YOUR INSTRUCTIONS - Convert every line of the rows below into a numbered list, skipping blank lines. Leave the pictures out of your answer.

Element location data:
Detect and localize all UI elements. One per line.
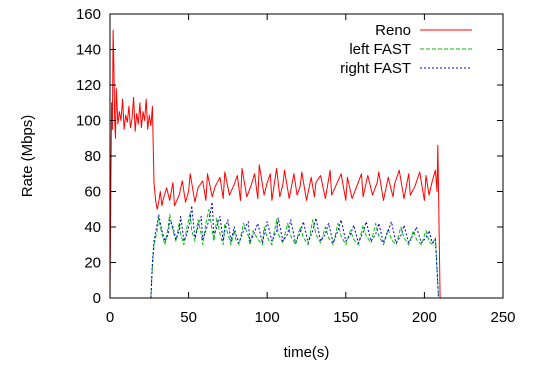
- x-tick-label: 250: [490, 309, 515, 326]
- x-tick-label: 50: [180, 309, 197, 326]
- y-tick-label: 0: [93, 290, 101, 307]
- y-tick-label: 40: [84, 219, 101, 236]
- legend-label-reno: Reno: [375, 22, 411, 39]
- y-tick-label: 60: [84, 184, 101, 201]
- legend: Reno left FAST right FAST: [340, 22, 472, 77]
- y-tick-label: 160: [76, 6, 101, 23]
- x-tick-label: 150: [333, 309, 358, 326]
- y-tick-label: 140: [76, 42, 101, 59]
- series-layer: [109, 29, 441, 299]
- plot-area-frame: [109, 13, 504, 299]
- legend-label-left-fast: left FAST: [349, 41, 411, 58]
- series-line-reno: [109, 29, 441, 299]
- axis-ticks: 0 20 40 60 80 100 120 140 160 0 50 100 150 200 250: [76, 6, 516, 326]
- x-tick-label: 100: [255, 309, 280, 326]
- series-line-right-fast: [150, 201, 439, 299]
- y-tick-label: 80: [84, 148, 101, 165]
- y-tick-label: 120: [76, 77, 101, 94]
- y-tick-label: 100: [76, 113, 101, 130]
- series-line-left-fast: [150, 208, 439, 299]
- legend-label-right-fast: right FAST: [340, 60, 411, 77]
- x-axis-label: time(s): [284, 344, 330, 361]
- x-tick-label: 0: [106, 309, 114, 326]
- y-tick-label: 20: [84, 255, 101, 272]
- y-axis-label: Rate (Mbps): [19, 115, 36, 198]
- x-tick-label: 200: [412, 309, 437, 326]
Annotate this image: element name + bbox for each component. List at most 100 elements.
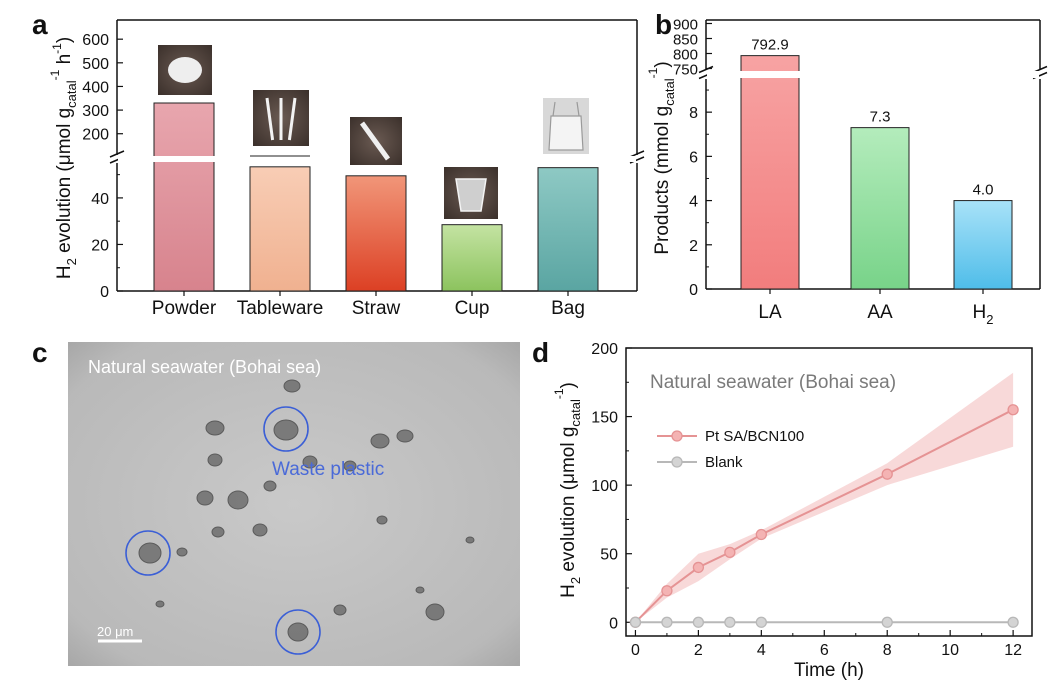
y-tick-label: 400 (82, 79, 109, 96)
highlight-circle (263, 406, 309, 452)
x-tick-label: 10 (941, 642, 959, 659)
y-tick-label: 0 (609, 615, 618, 632)
chart-annotation: Natural seawater (Bohai sea) (650, 372, 896, 393)
value-label: 4.0 (973, 182, 994, 199)
y-tick-label: 500 (82, 56, 109, 73)
y-label-part: ) (558, 382, 579, 388)
bag-photo (543, 98, 589, 154)
scale-bar-label: 20 μm (97, 624, 133, 639)
bar-cup (441, 224, 503, 292)
value-label: 792.9 (751, 37, 789, 54)
y-label-part: Products (mmol g (652, 106, 673, 255)
y-tick-label: 4 (689, 194, 698, 211)
bar-aa (850, 127, 910, 290)
error-band (635, 372, 1014, 623)
bar-bag (537, 167, 599, 292)
chart-b: 02468750800850900792.9LA7.3AA4.0H2Produc… (646, 17, 1048, 327)
y-tick-label: 8 (689, 105, 698, 122)
bag-icon (548, 101, 584, 151)
y-tick-label: 800 (673, 47, 698, 64)
y-tick-label: 20 (91, 237, 109, 254)
legend-label: Pt SA/BCN100 (705, 428, 804, 445)
straw-icon (359, 121, 391, 161)
x-tick-label: AA (867, 302, 893, 323)
y-tick-label: 6 (689, 149, 698, 166)
straw-photo (350, 117, 402, 165)
y-tick-label: 40 (91, 191, 109, 208)
y-tick-label: 300 (82, 103, 109, 120)
x-tick-label: 12 (1004, 642, 1022, 659)
legend: Pt SA/BCN100 Blank (657, 428, 804, 471)
y-tick-label: 150 (591, 410, 618, 427)
chart-d: 0 2 4 6 8 10 12 0 50 100 150 200 Natural seawater (B… (552, 341, 1033, 681)
y-label-part: H (558, 584, 579, 598)
y-tick-label: 0 (100, 284, 109, 301)
x-tick-label: 8 (883, 642, 892, 659)
y-label-sub: catal (662, 78, 677, 106)
x-axis-label-d: Time (h) (794, 660, 864, 681)
data-point (724, 616, 736, 628)
data-point (881, 468, 893, 480)
data-point (692, 561, 705, 574)
data-point (1007, 616, 1019, 628)
highlight-circles (125, 406, 321, 655)
x-tick-label: Powder (152, 298, 217, 319)
y-label-sub: 2 (568, 577, 583, 584)
y-label-part: h (54, 54, 75, 70)
utensil-icon (287, 97, 297, 141)
x-tick-label: Bag (551, 298, 585, 319)
y-label-sub: catal (64, 80, 79, 108)
micrograph: Natural seawater (Bohai sea) Waste plast… (68, 342, 520, 666)
y-label-part: ) (54, 37, 75, 43)
powder-pile-icon (168, 57, 202, 83)
panel-label-d: d (532, 337, 549, 368)
x-tick-label: Cup (455, 298, 490, 319)
bar-la (740, 55, 800, 290)
y-label-sub: 2 (64, 258, 79, 265)
x-label-sub: 2 (986, 312, 993, 327)
data-point (661, 616, 673, 628)
tableware-photo (253, 90, 309, 146)
y-tick-label: 50 (600, 547, 618, 564)
y-tick-label: 600 (82, 32, 109, 49)
y-axis-label-a: H2 evolution (μmol gcatal-1 h-1) (48, 37, 79, 279)
waste-plastic-label: Waste plastic (272, 459, 384, 480)
x-tick-label: 4 (757, 642, 766, 659)
y-axis-label-d: H2 evolution (μmol gcatal-1) (552, 382, 583, 598)
y-label-sup: -1 (552, 388, 566, 399)
data-point (629, 616, 642, 628)
x-tick-label: 2 (694, 642, 703, 659)
x-tick-label: H2 (973, 302, 994, 327)
axis-break-gap (707, 71, 1039, 78)
x-tick-label: 6 (820, 642, 829, 659)
data-point (692, 616, 705, 628)
y-label-sub: catal (568, 399, 583, 427)
legend-label: Blank (705, 454, 743, 471)
y-label-sup: -1 (50, 43, 64, 54)
axis-break-mark (109, 150, 125, 158)
cup-icon (455, 178, 487, 212)
plot-frame-d (625, 347, 1033, 637)
y-tick-label: 900 (673, 17, 698, 34)
y-label-part: evolution (μmol g (54, 108, 75, 258)
panel-label-c: c (32, 337, 48, 368)
y-label-part: H (54, 265, 75, 279)
y-label-part: ) (652, 61, 673, 67)
x-tick-label: LA (758, 302, 782, 323)
axis-break-mark (698, 65, 714, 74)
x-tick-label: 0 (631, 642, 640, 659)
panel-label-a: a (32, 9, 48, 40)
plastic-particles (138, 379, 475, 642)
bar-tableware (249, 166, 311, 292)
y-tick-label: 200 (591, 341, 618, 358)
y-tick-label: 200 (82, 127, 109, 144)
x-tick-label: Straw (352, 298, 401, 319)
panel-label-b: b (655, 9, 672, 40)
y-tick-label: 850 (673, 32, 698, 49)
cup-photo (444, 167, 498, 219)
data-point (1007, 404, 1019, 416)
x-label-part: H (973, 302, 987, 323)
y-tick-label: 2 (689, 238, 698, 255)
data-point (755, 528, 767, 541)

THE ANSWER -
1. Detect and localize all UI elements. One per line.
2. - x-tick-label: 250: [490, 309, 515, 326]
3. - x-tick-label: 50: [180, 309, 197, 326]
4. - y-tick-label: 0: [93, 290, 101, 307]
5. - y-tick-label: 40: [84, 219, 101, 236]
6. - legend-label-reno: Reno: [375, 22, 411, 39]
7. - y-tick-label: 60: [84, 184, 101, 201]
8. - legend: Reno left FAST right FAST: [340, 22, 472, 77]
9. - y-tick-label: 160: [76, 6, 101, 23]
10. - x-tick-label: 150: [333, 309, 358, 326]
11. - y-tick-label: 140: [76, 42, 101, 59]
12. - series-layer: [109, 29, 441, 299]
13. - plot-area-frame: [109, 13, 504, 299]
14. - legend-label-left-fast: left FAST: [349, 41, 411, 58]
15. - series-line-reno: [109, 29, 441, 299]
16. - axis-ticks: 0 20 40 60 80 100 120 140 160 0 50 100 150 200 250: [76, 6, 516, 326]
17. - x-tick-label: 100: [255, 309, 280, 326]
18. - series-line-right-fast: [150, 201, 439, 299]
19. - y-tick-label: 80: [84, 148, 101, 165]
20. - y-tick-label: 120: [76, 77, 101, 94]
21. - y-tick-label: 100: [76, 113, 101, 130]
22. - series-line-left-fast: [150, 208, 439, 299]
23. - legend-label-right-fast: right FAST: [340, 60, 411, 77]
24. - x-axis-label: time(s): [284, 344, 330, 361]
25. - x-tick-label: 0: [106, 309, 114, 326]
26. - y-tick-label: 20: [84, 255, 101, 272]
27. - y-axis-label: Rate (Mbps): [19, 115, 36, 198]
28. - x-tick-label: 200: [412, 309, 437, 326]
29. Annotate this image: element name + bbox for each component. List at most 100 elements.
30. y-tick-label: 400 (82, 79, 109, 96)
31. highlight-circle (263, 406, 309, 452)
32. x-tick-label: 10 (941, 642, 959, 659)
33. y-tick-label: 0 (609, 615, 618, 632)
34. chart-annotation: Natural seawater (Bohai sea) (650, 372, 896, 393)
35. value-label: 4.0 (973, 182, 994, 199)
36. y-tick-label: 500 (82, 56, 109, 73)
37. y-label-part: ) (558, 382, 579, 388)
38. bag-photo (543, 98, 589, 154)
39. scale-bar-label: 20 μm (97, 624, 133, 639)
40. bar-cup (441, 224, 503, 292)
41. value-label: 792.9 (751, 37, 789, 54)
42. y-label-part: Products (mmol g (652, 106, 673, 255)
43. y-tick-label: 4 (689, 194, 698, 211)
44. bar-aa (850, 127, 910, 290)
45. error-band (635, 372, 1014, 623)
46. bar-bag (537, 167, 599, 292)
47. chart-b: 02468750800850900792.9LA7.3AA4.0H2Produc… (646, 17, 1048, 327)
48. y-tick-label: 8 (689, 105, 698, 122)
49. bag-icon (548, 101, 584, 151)
50. y-tick-label: 800 (673, 47, 698, 64)
51. y-tick-label: 20 (91, 237, 109, 254)
52. legend-label: Pt SA/BCN100 (705, 428, 804, 445)
53. straw-icon (359, 121, 391, 161)
54. x-tick-label: AA (867, 302, 893, 323)
55. y-tick-label: 6 (689, 149, 698, 166)
56. straw-photo (350, 117, 402, 165)
57. y-tick-label: 40 (91, 191, 109, 208)
58. y-tick-label: 300 (82, 103, 109, 120)
59. x-tick-label: 12 (1004, 642, 1022, 659)
60. legend: Pt SA/BCN100 Blank (657, 428, 804, 471)
61. y-tick-label: 150 (591, 410, 618, 427)
62. chart-d: 0 2 4 6 8 10 12 0 50 100 150 200 Natural seawater (B… (552, 341, 1033, 681)
63. y-label-part: H (558, 584, 579, 598)
64. y-tick-label: 0 (100, 284, 109, 301)
65. x-tick-label: 8 (883, 642, 892, 659)
66. y-label-sub: catal (662, 78, 677, 106)
67. x-axis-label-d: Time (h) (794, 660, 864, 681)
68. data-point (724, 616, 736, 628)
69. data-point (881, 468, 893, 480)
70. data-point (692, 561, 705, 574)
71. data-point (1007, 616, 1019, 628)
72. highlight-circles (125, 406, 321, 655)
73. x-tick-label: Powder (152, 298, 217, 319)
74. y-label-sub: 2 (568, 577, 583, 584)
75. y-label-part: h (54, 54, 75, 70)
76. utensil-icon (287, 97, 297, 141)
77. x-tick-label: Bag (551, 298, 585, 319)
78. y-label-sub: catal (64, 80, 79, 108)
79. micrograph: Natural seawater (Bohai sea) Waste plast… (68, 342, 520, 666)
80. y-label-part: ) (54, 37, 75, 43)
81. powder-pile-icon (168, 57, 202, 83)
82. panel-label-d: d (532, 337, 549, 368)
83. x-tick-label: Cup (455, 298, 490, 319)
84. bar-la (740, 55, 800, 290)
85. y-label-sub: 2 (64, 258, 79, 265)
86. x-label-sub: 2 (986, 312, 993, 327)
87. data-point (661, 616, 673, 628)
88. tableware-photo (253, 90, 309, 146)
89. y-tick-label: 50 (600, 547, 618, 564)
90. y-tick-label: 600 (82, 32, 109, 49)
91. y-axis-label-a: H2 evolution (μmol gcatal-1 h-1) (48, 37, 79, 279)
92. waste-plastic-label: Waste plastic (272, 459, 384, 480)
93. x-tick-label: 4 (757, 642, 766, 659)
94. y-axis-label-d: H2 evolution (μmol gcatal-1) (552, 382, 583, 598)
95. y-label-sup: -1 (552, 388, 566, 399)
96. data-point (629, 616, 642, 628)
97. x-tick-label: 2 (694, 642, 703, 659)
98. x-tick-label: H2 (973, 302, 994, 327)
99. axis-break-gap (707, 71, 1039, 78)
100. x-tick-label: 6 (820, 642, 829, 659)
101. data-point (692, 616, 705, 628)
102. y-label-sub: catal (568, 399, 583, 427)
103. legend-label: Blank (705, 454, 743, 471)
104. y-label-sup: -1 (50, 43, 64, 54)
105. axis-break-mark (109, 150, 125, 158)
106. cup-icon (455, 178, 487, 212)
107. plot-frame-d (625, 347, 1033, 637)
108. y-tick-label: 900 (673, 17, 698, 34)
109. y-label-part: evolution (μmol g (54, 108, 75, 258)
110. panel-label-c: c (32, 337, 48, 368)
111. y-label-part: H (54, 265, 75, 279)
112. y-label-part: ) (652, 61, 673, 67)
113. x-tick-label: LA (758, 302, 782, 323)
114. axis-break-mark (698, 65, 714, 74)
115. x-tick-label: 0 (631, 642, 640, 659)
116. panel-label-a: a (32, 9, 48, 40)
117. plastic-particles (138, 379, 475, 642)
118. bar-tableware (249, 166, 311, 292)
119. y-tick-label: 200 (591, 341, 618, 358)
120. y-tick-label: 200 (82, 127, 109, 144)
121. x-tick-label: Straw (352, 298, 401, 319)
122. panel-label-b: b (655, 9, 672, 40)
123. y-tick-label: 850 (673, 32, 698, 49)
124. cup-photo (444, 167, 498, 219)
125. data-point (1007, 404, 1019, 416)
126. x-label-part: H (973, 302, 987, 323)
127. y-tick-label: 2 (689, 238, 698, 255)
128. data-point (755, 528, 767, 541)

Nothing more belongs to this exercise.